REQUEST = Please retype the lines starting with the line that contains "- list-item[interactable]: Magic" and going on through the line that contains "- list-item[interactable]: [MBR]Burn", without changing anything.

SOURCE MATERIAL =
○ ○ ○

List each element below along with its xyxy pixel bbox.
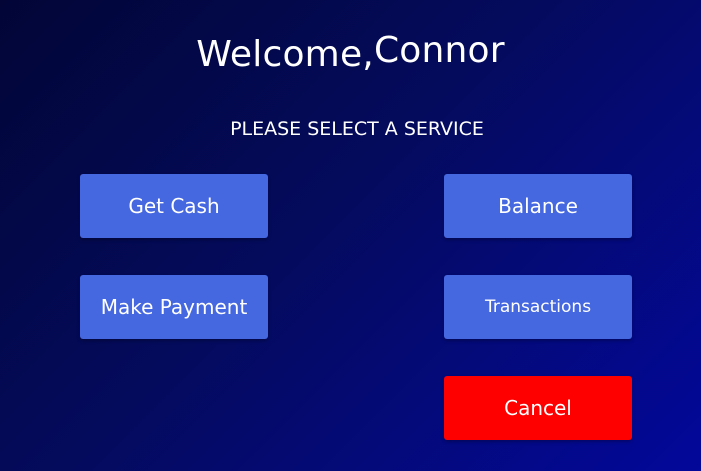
cancel-label: Cancel <box>504 396 572 420</box>
welcome-greeting: Welcome, <box>196 34 374 75</box>
balance-button[interactable]: Balance <box>444 174 632 238</box>
user-name: Connor <box>373 30 505 71</box>
atm-screen: Welcome,Connor PLEASE SELECT A SERVICE G… <box>0 0 701 471</box>
get-cash-button[interactable]: Get Cash <box>80 174 268 238</box>
transactions-label: Transactions <box>484 297 592 317</box>
make-payment-button[interactable]: Make Payment <box>80 275 268 339</box>
welcome-heading: Welcome,Connor <box>0 30 701 80</box>
service-prompt: PLEASE SELECT A SERVICE <box>230 118 484 140</box>
balance-label: Balance <box>498 194 578 218</box>
cancel-button[interactable]: Cancel <box>444 376 632 440</box>
transactions-button[interactable]: Transactions <box>444 275 632 339</box>
get-cash-label: Get Cash <box>128 194 220 218</box>
make-payment-label: Make Payment <box>100 295 248 319</box>
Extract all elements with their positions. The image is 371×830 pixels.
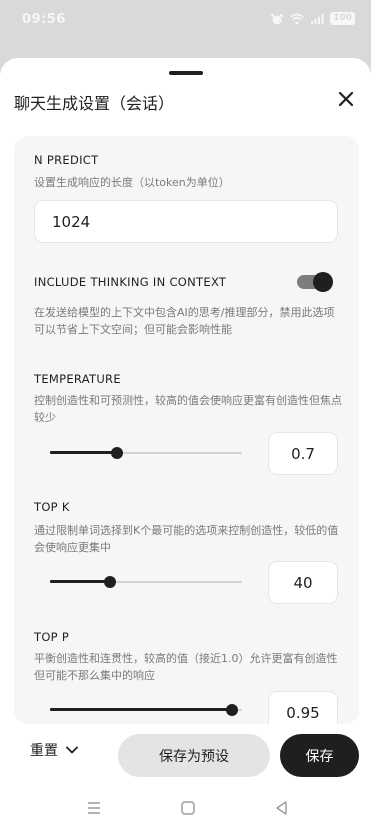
slider-thumb[interactable]: [111, 447, 123, 459]
temperature-value[interactable]: 0.7: [268, 432, 338, 475]
slider-thumb[interactable]: [226, 704, 238, 716]
top-k-value[interactable]: 40: [268, 561, 338, 604]
reset-button[interactable]: 重置: [30, 740, 78, 760]
top-k-label: TOP K: [34, 500, 70, 514]
menu-icon[interactable]: [86, 800, 102, 816]
thinking-toggle[interactable]: [297, 272, 335, 292]
n-predict-label: N PREDICT: [34, 153, 99, 167]
temperature-desc: 控制创造性和可预测性，较高的值会使响应更富有创造性但焦点较少: [34, 394, 342, 424]
n-predict-input[interactable]: 1024: [34, 200, 338, 243]
thinking-label: INCLUDE THINKING IN CONTEXT: [34, 275, 227, 289]
status-icons: 100: [270, 12, 355, 25]
save-button[interactable]: 保存: [280, 734, 359, 777]
chevron-down-icon: [66, 746, 78, 754]
temperature-label: TEMPERATURE: [34, 372, 121, 386]
alarm-icon: [271, 13, 284, 24]
signal-icon: [311, 13, 324, 24]
temperature-slider[interactable]: [50, 446, 242, 460]
slider-fill: [50, 451, 117, 454]
action-bar: 重置 保存为预设 保存: [0, 724, 371, 780]
n-predict-desc: 设置生成响应的长度（以token为单位）: [34, 176, 230, 189]
battery-icon: 100: [330, 12, 355, 25]
home-icon[interactable]: [180, 800, 196, 816]
settings-card: N PREDICT 设置生成响应的长度（以token为单位） 1024 INCL…: [14, 136, 359, 724]
slider-fill: [50, 708, 232, 711]
top-p-value[interactable]: 0.95: [268, 691, 338, 724]
close-icon[interactable]: [335, 88, 357, 110]
settings-sheet: 聊天生成设置（会话） N PREDICT 设置生成响应的长度（以token为单位…: [0, 58, 371, 830]
top-k-desc: 通过限制单词选择到K个最可能的选项来控制创造性，较低的值会使响应更集中: [34, 524, 339, 554]
save-preset-button[interactable]: 保存为预设: [118, 734, 270, 777]
top-p-desc: 平衡创造性和连贯性，较高的值（接近1.0）允许更富有创造性但可能不那么集中的响应: [34, 652, 338, 682]
wifi-icon: [290, 13, 304, 24]
slider-thumb[interactable]: [104, 576, 116, 588]
reset-label: 重置: [30, 743, 58, 759]
drag-handle[interactable]: [169, 71, 203, 75]
sheet-title: 聊天生成设置（会话）: [14, 94, 175, 113]
navigation-bar: [0, 782, 371, 830]
toggle-knob: [313, 272, 333, 292]
top-p-slider[interactable]: [50, 703, 242, 717]
top-p-label: TOP P: [34, 630, 70, 644]
thinking-desc: 在发送给模型的上下文中包含AI的思考/推理部分，禁用此选项可以节省上下文空间；但…: [34, 306, 335, 336]
status-bar: 09:56 100: [0, 0, 371, 40]
status-time: 09:56: [22, 12, 66, 27]
top-k-slider[interactable]: [50, 575, 242, 589]
slider-fill: [50, 580, 110, 583]
back-icon[interactable]: [274, 800, 290, 816]
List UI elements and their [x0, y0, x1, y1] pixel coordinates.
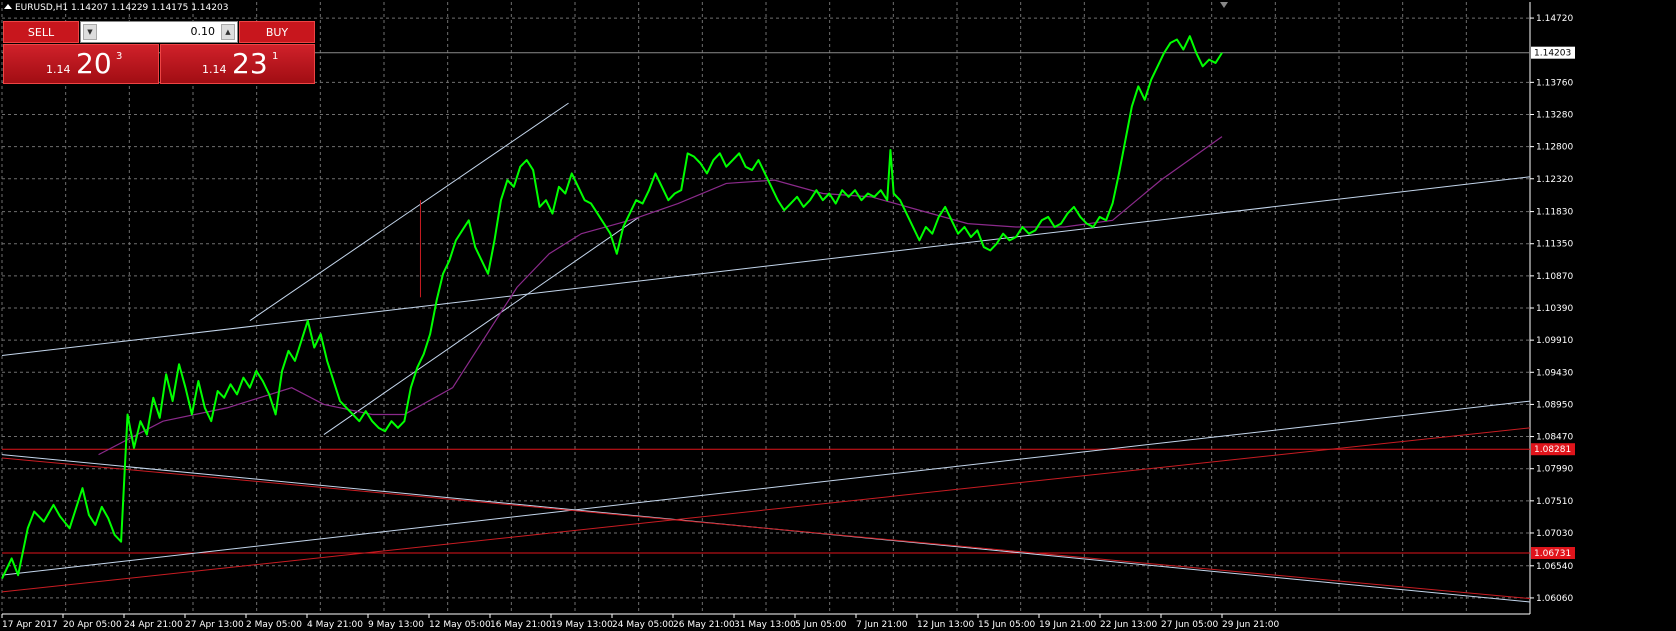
price-label: 1.06731	[1534, 549, 1571, 559]
x-tick-label: 7 Jun 21:00	[856, 620, 908, 630]
x-tick-label: 20 Apr 05:00	[63, 620, 122, 630]
buy-price-pips: 23	[232, 47, 268, 80]
x-tick-label: 12 May 05:00	[429, 620, 491, 630]
price-label: 1.08281	[1534, 445, 1571, 455]
y-tick-label: 1.10390	[1536, 304, 1573, 314]
buy-price-prefix: 1.14	[202, 63, 227, 76]
y-tick-label: 1.11350	[1536, 240, 1573, 250]
buy-price-fraction: 1	[272, 51, 279, 62]
y-tick-label: 1.08470	[1536, 433, 1573, 443]
sell-price-fraction: 3	[116, 51, 123, 62]
lot-size-field[interactable]: ▼ 0.10 ▲	[80, 21, 238, 43]
y-tick-label: 1.09910	[1536, 336, 1573, 346]
one-click-trading-panel: SELL ▼ 0.10 ▲ BUY 1.14 20 3 1.14 23 1	[3, 21, 315, 85]
y-tick-label: 1.06540	[1536, 562, 1573, 572]
y-tick-label: 1.14720	[1536, 14, 1573, 24]
x-tick-label: 31 May 13:00	[734, 620, 796, 630]
symbol-ohlc-label: EURUSD,H1 1.14207 1.14229 1.14175 1.1420…	[15, 3, 229, 13]
y-tick-label: 1.09430	[1536, 368, 1573, 378]
x-tick-label: 19 May 13:00	[551, 620, 613, 630]
trendline	[323, 216, 640, 435]
x-tick-label: 12 Jun 13:00	[917, 620, 974, 630]
y-tick-label: 1.08950	[1536, 400, 1573, 410]
x-tick-label: 16 May 21:00	[490, 620, 552, 630]
x-tick-label: 19 Jun 21:00	[1039, 620, 1096, 630]
y-tick-label: 1.07990	[1536, 465, 1573, 475]
x-tick-label: 15 Jun 05:00	[978, 620, 1035, 630]
chart-title: EURUSD,H1 1.14207 1.14229 1.14175 1.1420…	[4, 3, 228, 13]
x-tick-label: 22 Jun 13:00	[1100, 620, 1157, 630]
lot-size-value[interactable]: 0.10	[191, 25, 216, 38]
y-tick-label: 1.10870	[1536, 272, 1573, 282]
y-tick-label: 1.12800	[1536, 143, 1573, 153]
y-tick-label: 1.13280	[1536, 110, 1573, 120]
price-chart[interactable]: 1.14720 1.13760 1.13280 1.12800 1.12320 1.118…	[0, 0, 1676, 631]
x-tick-label: 24 May 05:00	[612, 620, 674, 630]
y-tick-label: 1.06060	[1536, 594, 1573, 604]
sell-price-prefix: 1.14	[46, 63, 71, 76]
x-tick-label: 27 Jun 05:00	[1161, 620, 1218, 630]
trendline	[1, 457, 1531, 600]
y-tick-label: 1.13760	[1536, 78, 1573, 88]
lot-decrease-arrow-icon[interactable]: ▼	[83, 24, 97, 40]
x-tick-label: 26 May 21:00	[673, 620, 735, 630]
price-line	[1, 35, 1223, 579]
price-label: 1.14203	[1534, 49, 1571, 59]
x-tick-label: 9 May 13:00	[368, 620, 424, 630]
chart-shift-marker-icon	[1220, 2, 1228, 8]
buy-quote[interactable]: 1.14 23 1	[160, 44, 315, 84]
sell-price-pips: 20	[76, 47, 112, 80]
x-tick-label: 2 May 05:00	[246, 620, 302, 630]
x-tick-label: 27 Apr 13:00	[185, 620, 244, 630]
y-tick-label: 1.12320	[1536, 175, 1573, 185]
buy-button[interactable]: BUY	[239, 21, 315, 43]
y-tick-label: 1.07510	[1536, 497, 1573, 507]
x-tick-label: 4 May 21:00	[307, 620, 363, 630]
x-tick-label: 5 Jun 05:00	[795, 620, 847, 630]
x-tick-label: 17 Apr 2017	[2, 620, 58, 630]
lot-increase-arrow-icon[interactable]: ▲	[221, 24, 235, 40]
collapse-triangle-icon[interactable]	[4, 4, 12, 9]
x-tick-label: 29 Jun 21:00	[1222, 620, 1279, 630]
y-tick-label: 1.11830	[1536, 208, 1573, 218]
sell-quote[interactable]: 1.14 20 3	[3, 44, 159, 84]
x-tick-label: 24 Apr 21:00	[124, 620, 183, 630]
sell-button[interactable]: SELL	[3, 21, 79, 43]
y-tick-label: 1.07030	[1536, 529, 1573, 539]
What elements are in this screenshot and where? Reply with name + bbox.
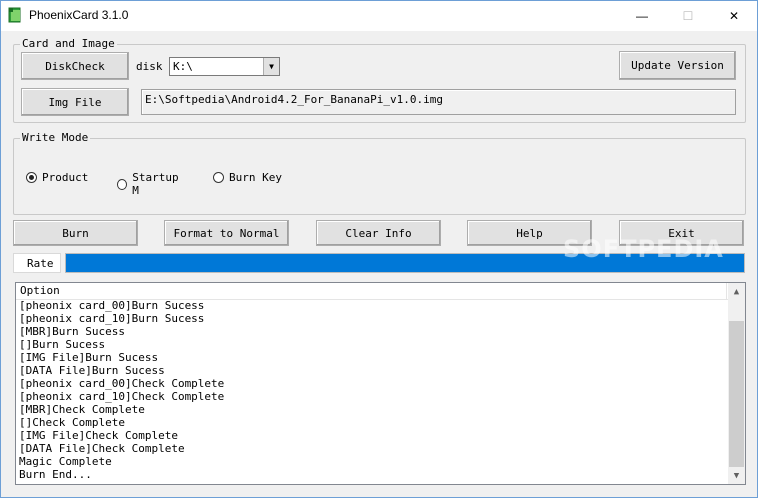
- list-item[interactable]: Magic Complete: [19, 455, 224, 468]
- radio-product-indicator[interactable]: [26, 172, 37, 183]
- list-item[interactable]: [DATA File]Burn Sucess: [19, 364, 224, 377]
- list-item[interactable]: [MBR]Burn Sucess: [19, 325, 224, 338]
- list-item[interactable]: [pheonix card_10]Burn Sucess: [19, 312, 224, 325]
- disk-label: disk: [136, 60, 163, 73]
- list-item[interactable]: [pheonix card_00]Burn Sucess: [19, 299, 224, 312]
- img-file-button[interactable]: Img File: [21, 88, 129, 116]
- option-column-header[interactable]: Option: [16, 283, 727, 300]
- radio-product[interactable]: Product: [26, 171, 88, 184]
- card-and-image-label: Card and Image: [20, 37, 117, 50]
- log-scrollbar[interactable]: ▲ ▼: [728, 283, 745, 484]
- log-list-header: Option: [16, 283, 729, 300]
- scroll-up-arrow-icon[interactable]: ▲: [728, 283, 745, 300]
- burn-button[interactable]: Burn: [13, 220, 138, 246]
- close-icon[interactable]: ✕: [711, 1, 757, 31]
- scroll-thumb[interactable]: [729, 321, 744, 467]
- radio-startup[interactable]: Startup M: [117, 171, 187, 197]
- list-item[interactable]: [IMG File]Burn Sucess: [19, 351, 224, 364]
- list-item[interactable]: []Check Complete: [19, 416, 224, 429]
- rate-label: Rate: [27, 257, 54, 270]
- format-to-normal-button[interactable]: Format to Normal: [164, 220, 289, 246]
- list-item[interactable]: []Burn Sucess: [19, 338, 224, 351]
- log-list[interactable]: Option [pheonix card_00]Burn Sucess [pheo…: [15, 282, 746, 485]
- list-item[interactable]: Burn End...: [19, 468, 224, 481]
- maximize-icon[interactable]: ☐: [665, 1, 711, 31]
- list-item[interactable]: [MBR]Check Complete: [19, 403, 224, 416]
- phoenixcard-app-icon: [7, 7, 23, 23]
- main-window: PhoenixCard 3.1.0 — ☐ ✕ Card and Image D…: [0, 0, 758, 498]
- rate-box: Rate: [13, 253, 61, 273]
- scroll-down-arrow-icon[interactable]: ▼: [728, 467, 745, 484]
- window-title: PhoenixCard 3.1.0: [29, 8, 129, 22]
- list-item[interactable]: [DATA File]Check Complete: [19, 442, 224, 455]
- radio-burn-key-indicator[interactable]: [213, 172, 224, 183]
- list-item[interactable]: [pheonix card_10]Check Complete: [19, 390, 224, 403]
- diskcheck-button[interactable]: DiskCheck: [21, 52, 129, 80]
- minimize-icon[interactable]: —: [619, 1, 665, 31]
- radio-burn-key[interactable]: Burn Key: [213, 171, 282, 184]
- radio-startup-indicator[interactable]: [117, 178, 128, 190]
- list-item[interactable]: [IMG File]Check Complete: [19, 429, 224, 442]
- radio-startup-label: Startup M: [132, 171, 179, 197]
- img-path-field[interactable]: E:\Softpedia\Android4.2_For_BananaPi_v1.…: [141, 89, 736, 115]
- img-path-text: E:\Softpedia\Android4.2_For_BananaPi_v1.…: [145, 93, 444, 106]
- title-bar: PhoenixCard 3.1.0 — ☐ ✕: [1, 1, 757, 31]
- update-version-button[interactable]: Update Version: [619, 51, 736, 80]
- log-rows: [pheonix card_00]Burn Sucess [pheonix car…: [19, 299, 224, 481]
- list-item[interactable]: [pheonix card_00]Check Complete: [19, 377, 224, 390]
- chevron-down-icon[interactable]: ▼: [263, 58, 279, 75]
- write-mode-label: Write Mode: [20, 131, 91, 144]
- clear-info-button[interactable]: Clear Info: [316, 220, 441, 246]
- radio-burn-key-label: Burn Key: [229, 171, 282, 184]
- softpedia-watermark: SOFTPEDIA: [563, 235, 724, 263]
- radio-product-label: Product: [42, 171, 89, 184]
- disk-select[interactable]: K:\ ▼: [169, 57, 280, 76]
- disk-select-value: K:\: [173, 60, 193, 73]
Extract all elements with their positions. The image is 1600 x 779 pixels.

○ ○ ○

RESULT =
- list-item[interactable]: Magic Complete: [19, 455, 224, 468]
- radio-product-indicator[interactable]: [26, 172, 37, 183]
- list-item[interactable]: [DATA File]Burn Sucess: [19, 364, 224, 377]
- list-item[interactable]: [MBR]Burn Sucess: [19, 325, 224, 338]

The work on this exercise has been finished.